# REQUIREMENTS
Please copy every line of the records below that holds the word "triangle".

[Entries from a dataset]
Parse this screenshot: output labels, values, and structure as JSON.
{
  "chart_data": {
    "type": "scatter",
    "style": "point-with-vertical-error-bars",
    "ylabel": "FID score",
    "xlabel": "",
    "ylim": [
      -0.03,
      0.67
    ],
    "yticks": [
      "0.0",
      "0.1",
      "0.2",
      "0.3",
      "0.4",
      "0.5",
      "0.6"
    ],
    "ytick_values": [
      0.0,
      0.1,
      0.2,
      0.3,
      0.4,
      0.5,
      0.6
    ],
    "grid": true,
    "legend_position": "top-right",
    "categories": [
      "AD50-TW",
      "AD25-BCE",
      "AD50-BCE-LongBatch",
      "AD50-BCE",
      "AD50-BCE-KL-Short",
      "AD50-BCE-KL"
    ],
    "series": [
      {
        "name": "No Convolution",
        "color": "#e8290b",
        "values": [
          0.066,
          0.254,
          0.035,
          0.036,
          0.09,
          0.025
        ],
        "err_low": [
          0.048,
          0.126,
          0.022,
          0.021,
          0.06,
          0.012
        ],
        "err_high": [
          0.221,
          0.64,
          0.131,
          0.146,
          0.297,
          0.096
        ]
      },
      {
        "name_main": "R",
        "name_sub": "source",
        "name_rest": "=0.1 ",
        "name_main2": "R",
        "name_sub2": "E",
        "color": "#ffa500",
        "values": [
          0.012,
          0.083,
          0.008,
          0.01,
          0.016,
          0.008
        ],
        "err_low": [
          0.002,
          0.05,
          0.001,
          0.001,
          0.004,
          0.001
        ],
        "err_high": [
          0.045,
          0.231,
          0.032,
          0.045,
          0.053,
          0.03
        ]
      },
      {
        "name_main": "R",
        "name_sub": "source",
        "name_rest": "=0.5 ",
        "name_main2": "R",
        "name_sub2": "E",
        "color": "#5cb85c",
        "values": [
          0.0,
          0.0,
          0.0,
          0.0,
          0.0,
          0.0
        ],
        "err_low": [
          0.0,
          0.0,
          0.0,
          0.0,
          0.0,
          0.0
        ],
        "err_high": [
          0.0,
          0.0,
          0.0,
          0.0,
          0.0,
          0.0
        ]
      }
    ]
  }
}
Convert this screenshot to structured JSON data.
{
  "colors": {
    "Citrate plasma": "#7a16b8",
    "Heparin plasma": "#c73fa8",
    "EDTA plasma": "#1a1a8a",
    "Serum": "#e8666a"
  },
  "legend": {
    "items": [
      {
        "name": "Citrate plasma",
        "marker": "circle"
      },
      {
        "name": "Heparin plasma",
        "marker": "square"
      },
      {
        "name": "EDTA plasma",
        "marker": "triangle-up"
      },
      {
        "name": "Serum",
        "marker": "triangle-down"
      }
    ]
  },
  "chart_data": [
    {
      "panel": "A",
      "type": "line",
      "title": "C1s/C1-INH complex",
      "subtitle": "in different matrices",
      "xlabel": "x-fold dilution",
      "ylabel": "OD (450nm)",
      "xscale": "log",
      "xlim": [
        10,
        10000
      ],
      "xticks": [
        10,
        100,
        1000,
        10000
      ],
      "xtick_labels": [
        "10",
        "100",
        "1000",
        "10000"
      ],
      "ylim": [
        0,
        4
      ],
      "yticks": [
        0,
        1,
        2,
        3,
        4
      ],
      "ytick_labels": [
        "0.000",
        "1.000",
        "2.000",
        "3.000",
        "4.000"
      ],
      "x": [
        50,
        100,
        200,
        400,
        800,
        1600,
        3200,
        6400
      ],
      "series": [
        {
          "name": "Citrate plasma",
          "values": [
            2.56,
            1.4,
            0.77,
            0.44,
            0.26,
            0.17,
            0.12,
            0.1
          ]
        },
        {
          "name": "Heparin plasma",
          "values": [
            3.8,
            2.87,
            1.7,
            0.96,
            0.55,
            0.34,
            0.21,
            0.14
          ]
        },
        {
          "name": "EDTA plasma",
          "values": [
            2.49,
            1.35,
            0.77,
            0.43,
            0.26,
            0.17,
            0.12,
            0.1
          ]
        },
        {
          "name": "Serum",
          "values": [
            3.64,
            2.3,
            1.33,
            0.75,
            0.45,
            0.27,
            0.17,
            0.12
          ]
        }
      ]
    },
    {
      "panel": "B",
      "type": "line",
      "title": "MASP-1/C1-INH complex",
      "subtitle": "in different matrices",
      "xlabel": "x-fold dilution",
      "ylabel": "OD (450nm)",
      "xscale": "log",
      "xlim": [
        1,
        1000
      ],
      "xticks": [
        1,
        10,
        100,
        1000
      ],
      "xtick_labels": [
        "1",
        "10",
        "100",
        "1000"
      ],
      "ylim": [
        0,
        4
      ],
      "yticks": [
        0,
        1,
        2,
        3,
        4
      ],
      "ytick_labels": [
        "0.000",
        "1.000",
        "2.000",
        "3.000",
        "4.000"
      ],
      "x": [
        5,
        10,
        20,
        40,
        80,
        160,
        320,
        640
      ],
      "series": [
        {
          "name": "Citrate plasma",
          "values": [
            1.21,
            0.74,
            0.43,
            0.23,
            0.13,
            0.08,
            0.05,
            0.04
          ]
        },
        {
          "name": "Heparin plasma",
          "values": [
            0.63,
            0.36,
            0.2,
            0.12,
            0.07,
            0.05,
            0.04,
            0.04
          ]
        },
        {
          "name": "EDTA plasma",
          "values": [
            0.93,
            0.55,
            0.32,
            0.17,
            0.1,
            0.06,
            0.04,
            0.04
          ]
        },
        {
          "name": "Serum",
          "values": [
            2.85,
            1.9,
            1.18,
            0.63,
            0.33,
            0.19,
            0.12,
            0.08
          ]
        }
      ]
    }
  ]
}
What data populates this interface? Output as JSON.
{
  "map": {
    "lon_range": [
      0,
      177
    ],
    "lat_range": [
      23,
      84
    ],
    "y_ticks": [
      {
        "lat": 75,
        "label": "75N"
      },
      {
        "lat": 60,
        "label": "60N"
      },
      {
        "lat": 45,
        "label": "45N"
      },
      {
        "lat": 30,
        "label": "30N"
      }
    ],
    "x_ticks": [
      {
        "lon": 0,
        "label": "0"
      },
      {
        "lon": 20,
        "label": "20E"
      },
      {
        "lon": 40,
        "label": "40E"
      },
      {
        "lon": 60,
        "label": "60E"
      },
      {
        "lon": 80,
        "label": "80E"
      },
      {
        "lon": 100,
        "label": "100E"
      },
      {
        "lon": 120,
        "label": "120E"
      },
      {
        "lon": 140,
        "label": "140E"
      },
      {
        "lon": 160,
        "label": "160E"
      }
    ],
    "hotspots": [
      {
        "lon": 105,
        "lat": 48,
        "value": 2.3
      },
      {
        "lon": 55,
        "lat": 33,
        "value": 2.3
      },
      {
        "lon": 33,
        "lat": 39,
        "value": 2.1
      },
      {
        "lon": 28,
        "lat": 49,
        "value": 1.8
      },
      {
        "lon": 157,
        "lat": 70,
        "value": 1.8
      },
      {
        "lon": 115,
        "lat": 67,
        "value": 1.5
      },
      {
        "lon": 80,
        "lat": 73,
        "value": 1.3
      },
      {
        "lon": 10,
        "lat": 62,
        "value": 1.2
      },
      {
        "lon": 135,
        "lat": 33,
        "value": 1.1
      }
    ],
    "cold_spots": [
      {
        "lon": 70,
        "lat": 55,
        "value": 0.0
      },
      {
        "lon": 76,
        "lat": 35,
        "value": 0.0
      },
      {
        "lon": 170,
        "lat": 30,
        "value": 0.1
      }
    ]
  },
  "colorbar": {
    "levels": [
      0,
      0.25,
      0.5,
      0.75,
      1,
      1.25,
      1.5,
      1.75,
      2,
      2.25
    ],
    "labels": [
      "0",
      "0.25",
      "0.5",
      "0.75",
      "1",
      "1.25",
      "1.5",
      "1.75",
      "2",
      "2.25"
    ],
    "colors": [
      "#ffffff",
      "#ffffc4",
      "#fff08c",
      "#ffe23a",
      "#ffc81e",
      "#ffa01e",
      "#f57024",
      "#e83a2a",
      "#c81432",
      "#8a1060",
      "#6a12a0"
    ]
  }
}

# WRITTEN RESPONSE
        "marker": "triangle-up"
        "marker": "triangle-down"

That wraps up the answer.